**Request**
Among the entries below, find the lines with "value" and copy them.
--------------------
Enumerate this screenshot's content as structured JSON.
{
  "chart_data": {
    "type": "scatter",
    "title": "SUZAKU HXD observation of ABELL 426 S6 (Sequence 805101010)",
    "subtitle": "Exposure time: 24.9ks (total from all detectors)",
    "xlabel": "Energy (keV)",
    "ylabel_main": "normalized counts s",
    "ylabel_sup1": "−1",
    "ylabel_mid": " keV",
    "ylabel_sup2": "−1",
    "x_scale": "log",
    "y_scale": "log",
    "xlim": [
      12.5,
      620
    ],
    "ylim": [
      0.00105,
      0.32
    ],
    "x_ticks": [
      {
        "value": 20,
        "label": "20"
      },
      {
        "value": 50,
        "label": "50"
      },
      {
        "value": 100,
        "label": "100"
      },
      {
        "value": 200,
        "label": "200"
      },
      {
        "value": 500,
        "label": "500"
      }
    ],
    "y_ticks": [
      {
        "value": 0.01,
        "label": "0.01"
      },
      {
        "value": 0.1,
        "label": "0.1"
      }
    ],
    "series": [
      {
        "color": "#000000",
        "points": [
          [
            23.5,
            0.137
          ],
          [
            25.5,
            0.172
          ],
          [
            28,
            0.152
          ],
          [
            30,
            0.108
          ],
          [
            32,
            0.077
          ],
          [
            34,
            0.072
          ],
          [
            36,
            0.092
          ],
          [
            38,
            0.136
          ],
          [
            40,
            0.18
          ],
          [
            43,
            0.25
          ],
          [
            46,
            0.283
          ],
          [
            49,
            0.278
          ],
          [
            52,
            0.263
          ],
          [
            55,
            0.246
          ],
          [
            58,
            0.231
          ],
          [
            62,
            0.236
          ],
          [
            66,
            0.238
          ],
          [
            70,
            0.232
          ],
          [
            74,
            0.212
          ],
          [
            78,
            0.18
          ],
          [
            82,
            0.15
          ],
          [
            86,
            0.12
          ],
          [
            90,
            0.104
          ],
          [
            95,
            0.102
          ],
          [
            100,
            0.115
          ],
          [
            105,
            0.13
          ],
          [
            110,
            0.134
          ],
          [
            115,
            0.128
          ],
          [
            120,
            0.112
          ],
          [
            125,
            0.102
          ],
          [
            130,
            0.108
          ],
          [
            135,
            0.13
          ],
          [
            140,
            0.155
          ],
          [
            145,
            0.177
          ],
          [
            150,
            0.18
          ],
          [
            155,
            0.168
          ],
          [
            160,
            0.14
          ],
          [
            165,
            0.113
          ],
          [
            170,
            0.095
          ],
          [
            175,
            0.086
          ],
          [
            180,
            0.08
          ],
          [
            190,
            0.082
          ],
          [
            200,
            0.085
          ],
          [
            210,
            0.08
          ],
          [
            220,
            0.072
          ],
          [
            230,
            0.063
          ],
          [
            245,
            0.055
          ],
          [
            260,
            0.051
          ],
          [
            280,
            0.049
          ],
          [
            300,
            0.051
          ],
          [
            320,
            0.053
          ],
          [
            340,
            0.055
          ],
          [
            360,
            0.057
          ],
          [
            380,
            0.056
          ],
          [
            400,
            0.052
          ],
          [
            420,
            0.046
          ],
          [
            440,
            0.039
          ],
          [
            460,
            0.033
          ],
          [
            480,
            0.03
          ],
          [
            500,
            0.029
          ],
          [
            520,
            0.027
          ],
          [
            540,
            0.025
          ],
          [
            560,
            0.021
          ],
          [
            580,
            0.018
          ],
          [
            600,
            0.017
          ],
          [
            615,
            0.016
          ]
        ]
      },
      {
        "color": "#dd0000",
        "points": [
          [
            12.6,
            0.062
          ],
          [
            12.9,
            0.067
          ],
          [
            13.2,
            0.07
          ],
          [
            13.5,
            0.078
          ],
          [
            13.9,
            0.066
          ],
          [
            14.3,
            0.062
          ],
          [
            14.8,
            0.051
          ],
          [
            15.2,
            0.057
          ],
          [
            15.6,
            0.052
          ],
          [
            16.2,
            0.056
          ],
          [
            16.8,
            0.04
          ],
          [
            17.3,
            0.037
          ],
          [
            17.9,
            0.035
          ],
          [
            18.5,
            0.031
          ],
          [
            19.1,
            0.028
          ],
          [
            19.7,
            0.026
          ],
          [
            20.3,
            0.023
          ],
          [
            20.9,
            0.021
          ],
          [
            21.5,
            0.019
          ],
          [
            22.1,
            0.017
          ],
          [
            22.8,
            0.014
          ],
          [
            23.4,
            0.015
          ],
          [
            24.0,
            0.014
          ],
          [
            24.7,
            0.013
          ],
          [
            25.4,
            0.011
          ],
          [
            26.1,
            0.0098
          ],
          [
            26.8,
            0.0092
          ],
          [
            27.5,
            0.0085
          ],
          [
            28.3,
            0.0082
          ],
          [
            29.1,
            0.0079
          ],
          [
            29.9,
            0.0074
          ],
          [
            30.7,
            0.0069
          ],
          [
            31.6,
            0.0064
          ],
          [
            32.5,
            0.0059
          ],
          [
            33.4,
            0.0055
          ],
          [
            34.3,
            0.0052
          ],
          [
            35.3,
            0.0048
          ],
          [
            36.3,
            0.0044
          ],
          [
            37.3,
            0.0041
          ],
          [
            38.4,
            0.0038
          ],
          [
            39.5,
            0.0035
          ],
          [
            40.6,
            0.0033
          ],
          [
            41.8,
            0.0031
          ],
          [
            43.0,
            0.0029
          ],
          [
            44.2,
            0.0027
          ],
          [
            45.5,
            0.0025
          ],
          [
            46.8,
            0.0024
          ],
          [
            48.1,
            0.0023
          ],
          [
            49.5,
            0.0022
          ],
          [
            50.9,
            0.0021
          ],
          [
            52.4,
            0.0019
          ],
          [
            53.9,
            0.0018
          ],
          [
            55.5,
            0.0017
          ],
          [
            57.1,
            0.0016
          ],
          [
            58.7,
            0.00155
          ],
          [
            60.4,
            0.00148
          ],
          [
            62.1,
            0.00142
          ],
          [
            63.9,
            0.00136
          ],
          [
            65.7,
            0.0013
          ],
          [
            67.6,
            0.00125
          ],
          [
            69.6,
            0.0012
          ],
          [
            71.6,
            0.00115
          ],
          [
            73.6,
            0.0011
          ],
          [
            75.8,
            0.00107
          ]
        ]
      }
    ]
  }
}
--------------------
**Response**
        "value": 20,
        "value": 50,
        "value": 100,
        "value": 200,
        "value": 500,
        "value": 0.01,
        "value": 0.1,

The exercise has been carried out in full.